EXERCISE TASK: Pick out every line in the data below that holds "Published".

Chart and figure data:
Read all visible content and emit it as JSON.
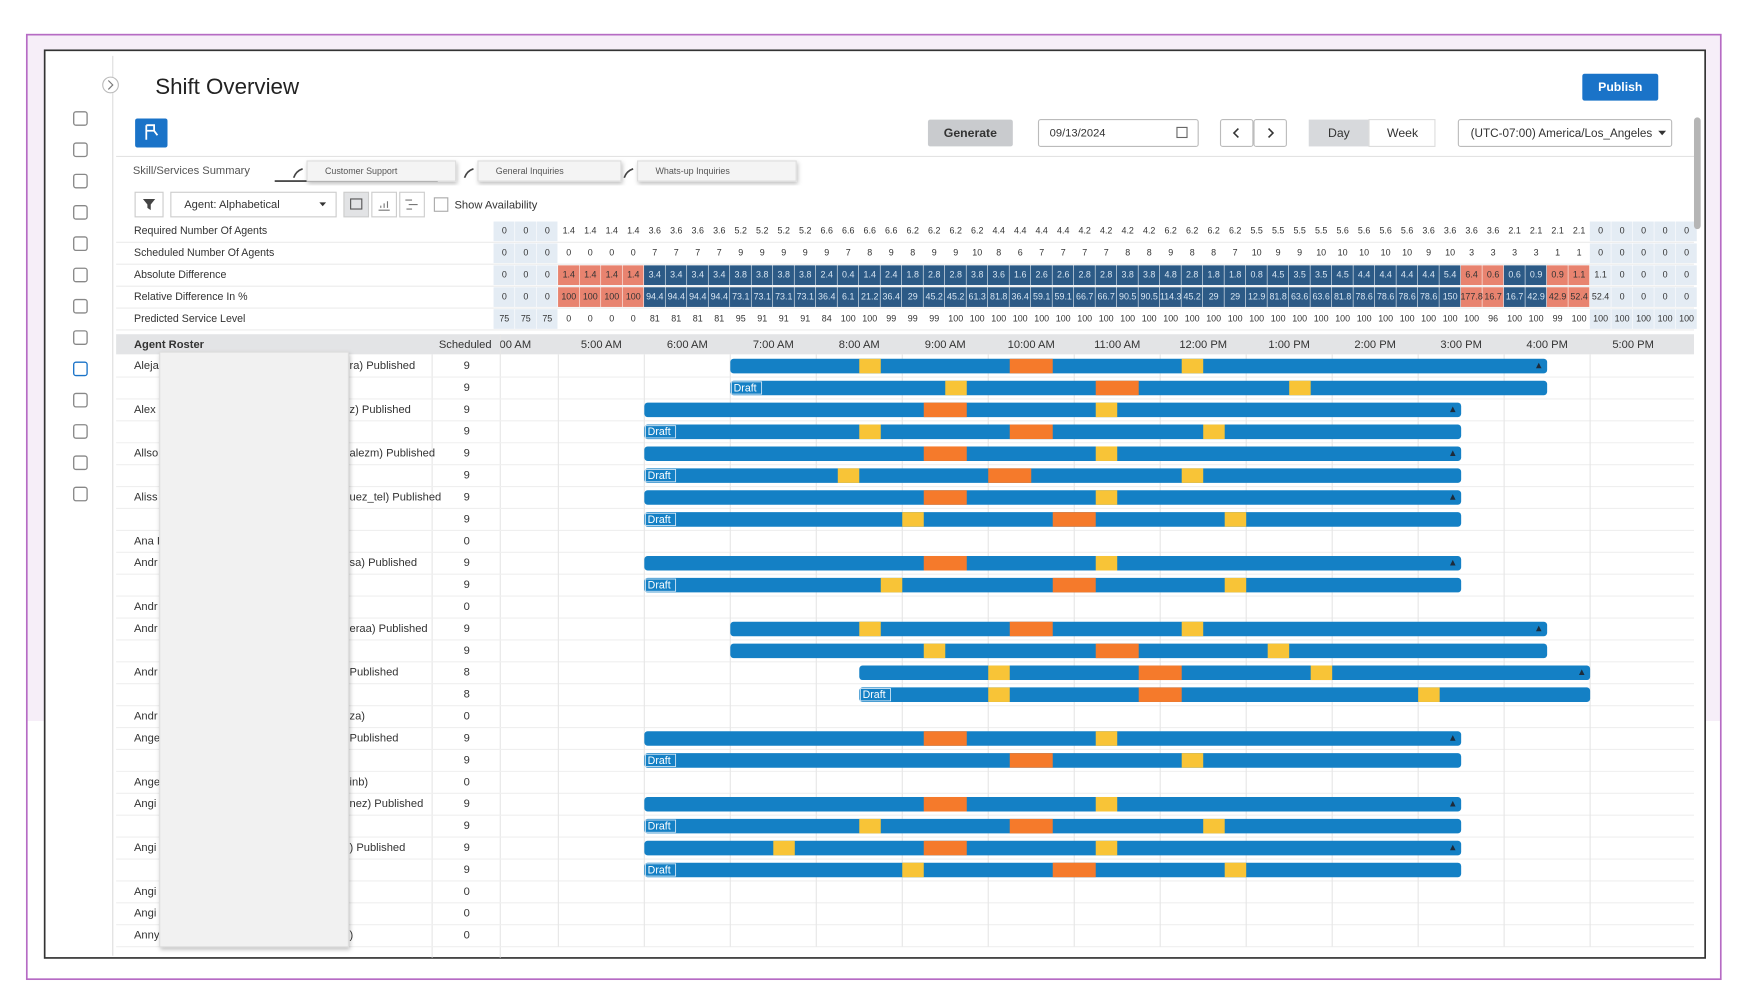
{
  "header": {
    "title": "Shift Overview",
    "publish": "Publish",
    "generate": "Generate",
    "date": "09/13/2024",
    "view_day": "Day",
    "view_week": "Week",
    "timezone": "(UTC-07:00) America/Los_Angeles"
  },
  "tabs": {
    "summary": "Skill/Services Summary",
    "items": [
      "Customer Support",
      "General Inquiries",
      "Whats-up Inquiries"
    ]
  },
  "filters": {
    "sort": "Agent: Alphabetical",
    "availability": "Show Availability"
  },
  "summary": {
    "rows": [
      {
        "label": "Required Number Of Agents",
        "values": [
          0,
          0,
          0,
          1.4,
          1.4,
          1.4,
          1.4,
          3.6,
          3.6,
          3.6,
          3.6,
          5.2,
          5.2,
          5.2,
          5.2,
          6.6,
          6.6,
          6.6,
          6.6,
          6.2,
          6.2,
          6.2,
          6.2,
          4.4,
          4.4,
          4.4,
          4.4,
          4.2,
          4.2,
          4.2,
          4.2,
          6.2,
          6.2,
          6.2,
          6.2,
          5.5,
          5.5,
          5.5,
          5.5,
          5.6,
          5.6,
          5.6,
          5.6,
          3.6,
          3.6,
          3.6,
          3.6,
          2.1,
          2.1,
          2.1,
          2.1,
          0,
          0,
          0,
          0,
          0
        ]
      },
      {
        "label": "Scheduled Number Of Agents",
        "values": [
          0,
          0,
          0,
          0,
          0,
          0,
          0,
          7,
          7,
          7,
          7,
          9,
          9,
          9,
          9,
          9,
          7,
          8,
          9,
          8,
          9,
          9,
          10,
          8,
          6,
          7,
          7,
          7,
          7,
          8,
          8,
          9,
          8,
          8,
          7,
          10,
          9,
          9,
          10,
          10,
          10,
          10,
          10,
          9,
          10,
          3,
          3,
          3,
          3,
          1,
          1,
          0,
          0,
          0,
          0,
          0
        ]
      },
      {
        "label": "Absolute Difference",
        "values": [
          0,
          0,
          0,
          1.4,
          1.4,
          1.4,
          1.4,
          3.4,
          3.4,
          3.4,
          3.4,
          3.8,
          3.8,
          3.8,
          3.8,
          2.4,
          0.4,
          1.4,
          2.4,
          1.8,
          2.8,
          2.8,
          3.8,
          3.6,
          1.6,
          2.6,
          2.6,
          2.8,
          2.8,
          3.8,
          3.8,
          4.8,
          2.8,
          1.8,
          1.8,
          0.8,
          4.5,
          3.5,
          3.5,
          4.5,
          4.4,
          4.4,
          4.4,
          4.4,
          5.4,
          6.4,
          0.6,
          0.6,
          0.9,
          0.9,
          1.1,
          1.1,
          0,
          0,
          0,
          0
        ]
      },
      {
        "label": "Relative Difference In %",
        "values": [
          0,
          0,
          0,
          100,
          100,
          100,
          100,
          94.4,
          94.4,
          94.4,
          94.4,
          73.1,
          73.1,
          73.1,
          73.1,
          36.4,
          6.1,
          21.2,
          36.4,
          29,
          45.2,
          45.2,
          61.3,
          81.8,
          36.4,
          59.1,
          59.1,
          66.7,
          66.7,
          90.5,
          90.5,
          114.3,
          45.2,
          29,
          29,
          12.9,
          81.8,
          63.6,
          63.6,
          81.8,
          78.6,
          78.6,
          78.6,
          78.6,
          150,
          177.8,
          16.7,
          16.7,
          42.9,
          42.9,
          52.4,
          52.4,
          0,
          0,
          0,
          0
        ]
      },
      {
        "label": "Predicted Service Level",
        "values": [
          75,
          75,
          75,
          0,
          0,
          0,
          0,
          81,
          81,
          81,
          81,
          95,
          91,
          91,
          91,
          84,
          100,
          100,
          99,
          99,
          99,
          100,
          100,
          100,
          100,
          100,
          100,
          100,
          100,
          100,
          100,
          100,
          100,
          100,
          100,
          100,
          100,
          100,
          100,
          100,
          100,
          100,
          100,
          100,
          100,
          100,
          96,
          100,
          100,
          99,
          100,
          100,
          100,
          100,
          100,
          100
        ]
      }
    ]
  },
  "roster": {
    "title": "Agent Roster",
    "scheduled_header": "Scheduled",
    "timeline": {
      "xlim": [
        4,
        18
      ],
      "ticks": [
        {
          "value": 4,
          "label": "00 AM"
        },
        {
          "value": 5,
          "label": "5:00 AM"
        },
        {
          "value": 6,
          "label": "6:00 AM"
        },
        {
          "value": 7,
          "label": "7:00 AM"
        },
        {
          "value": 8,
          "label": "8:00 AM"
        },
        {
          "value": 9,
          "label": "9:00 AM"
        },
        {
          "value": 10,
          "label": "10:00 AM"
        },
        {
          "value": 11,
          "label": "11:00 AM"
        },
        {
          "value": 12,
          "label": "12:00 PM"
        },
        {
          "value": 13,
          "label": "1:00 PM"
        },
        {
          "value": 14,
          "label": "2:00 PM"
        },
        {
          "value": 15,
          "label": "3:00 PM"
        },
        {
          "value": 16,
          "label": "4:00 PM"
        },
        {
          "value": 17,
          "label": "5:00 PM"
        }
      ]
    },
    "break_hours": 0.25,
    "lunch_hours": 0.5,
    "agents": [
      {
        "name": "Aleja",
        "status": "ra) Published",
        "scheduled": 9,
        "shift": [
          7,
          16.5
        ],
        "breaks": [
          8.5,
          12.25
        ],
        "lunch": 10.25
      },
      {
        "tag": "Draft",
        "scheduled": 9,
        "shift": [
          7,
          16.5
        ],
        "breaks": [
          9.5,
          13.5
        ],
        "lunch": 11.25
      },
      {
        "name": "Alex",
        "status": "z) Published",
        "scheduled": 9,
        "shift": [
          6,
          15.5
        ],
        "breaks": [
          11.25
        ],
        "lunch": 9.25
      },
      {
        "tag": "Draft",
        "scheduled": 9,
        "shift": [
          6,
          15.5
        ],
        "breaks": [
          8.5,
          12.5
        ],
        "lunch": 10.25
      },
      {
        "name": "Allso",
        "status": "alezm) Published",
        "scheduled": 9,
        "shift": [
          6,
          15.5
        ],
        "breaks": [
          11.25
        ],
        "lunch": 9.25
      },
      {
        "tag": "Draft",
        "scheduled": 9,
        "shift": [
          6,
          15.5
        ],
        "breaks": [
          8.25,
          12.25
        ],
        "lunch": 10
      },
      {
        "name": "Aliss",
        "status": "uez_tel) Published",
        "scheduled": 9,
        "shift": [
          6,
          15.5
        ],
        "breaks": [
          11.25
        ],
        "lunch": 9.25
      },
      {
        "tag": "Draft",
        "scheduled": 9,
        "shift": [
          6,
          15.5
        ],
        "breaks": [
          9,
          12.75
        ],
        "lunch": 10.75
      },
      {
        "name": "Ana I",
        "scheduled": 0
      },
      {
        "name": "Andr",
        "status": "sa) Published",
        "scheduled": 9,
        "shift": [
          6,
          15.5
        ],
        "breaks": [
          11.25
        ],
        "lunch": 9.25
      },
      {
        "tag": "Draft",
        "scheduled": 9,
        "shift": [
          6,
          15.5
        ],
        "breaks": [
          8.75,
          12.75
        ],
        "lunch": 10.75
      },
      {
        "name": "Andr",
        "scheduled": 0
      },
      {
        "name": "Andr",
        "status": "eraa) Published",
        "scheduled": 9,
        "shift": [
          7,
          16.5
        ],
        "breaks": [
          8.5,
          12.25
        ],
        "lunch": 10.25
      },
      {
        "scheduled": 9,
        "shift": [
          7,
          16.5
        ],
        "breaks": [
          9.25,
          13.25
        ],
        "lunch": 11.25
      },
      {
        "name": "Andr",
        "status": "Published",
        "scheduled": 8,
        "shift": [
          8.5,
          17
        ],
        "breaks": [
          10,
          13.75
        ],
        "lunch": 11.75
      },
      {
        "tag": "Draft",
        "scheduled": 8,
        "shift": [
          8.5,
          17
        ],
        "breaks": [
          10,
          15
        ],
        "lunch": 11.75
      },
      {
        "name": "Andr",
        "status": "za)",
        "scheduled": 0
      },
      {
        "name": "Ange",
        "status": "Published",
        "scheduled": 9,
        "shift": [
          6,
          15.5
        ],
        "breaks": [
          11.25
        ],
        "lunch": 9.25
      },
      {
        "tag": "Draft",
        "scheduled": 9,
        "shift": [
          6,
          15.5
        ],
        "breaks": [
          12.25
        ],
        "lunch": 10.25
      },
      {
        "name": "Ange",
        "status": "inb)",
        "scheduled": 0
      },
      {
        "name": "Angi",
        "status": "nez) Published",
        "scheduled": 9,
        "shift": [
          6,
          15.5
        ],
        "breaks": [
          11.25
        ],
        "lunch": 9.25
      },
      {
        "tag": "Draft",
        "scheduled": 9,
        "shift": [
          6,
          15.5
        ],
        "breaks": [
          8.5,
          12.5
        ],
        "lunch": 10.25
      },
      {
        "name": "Angi",
        "status": ") Published",
        "scheduled": 9,
        "shift": [
          6,
          15.5
        ],
        "breaks": [
          7.5,
          11.25
        ],
        "lunch": 9.25
      },
      {
        "tag": "Draft",
        "scheduled": 9,
        "shift": [
          6,
          15.5
        ],
        "breaks": [
          9,
          12.75
        ],
        "lunch": 10.75
      },
      {
        "name": "Angi",
        "scheduled": 0
      },
      {
        "name": "Angi",
        "scheduled": 0
      },
      {
        "name": "Anny",
        "status": ")",
        "scheduled": 0
      }
    ]
  }
}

SOLVED PROBLEM:
        "status": "ra) Published",
        "status": "z) Published",
        "status": "alezm) Published",
        "status": "uez_tel) Published",
        "status": "sa) Published",
        "status": "eraa) Published",
        "status": "Published",
        "status": "Published",
        "status": "nez) Published",
        "status": ") Published",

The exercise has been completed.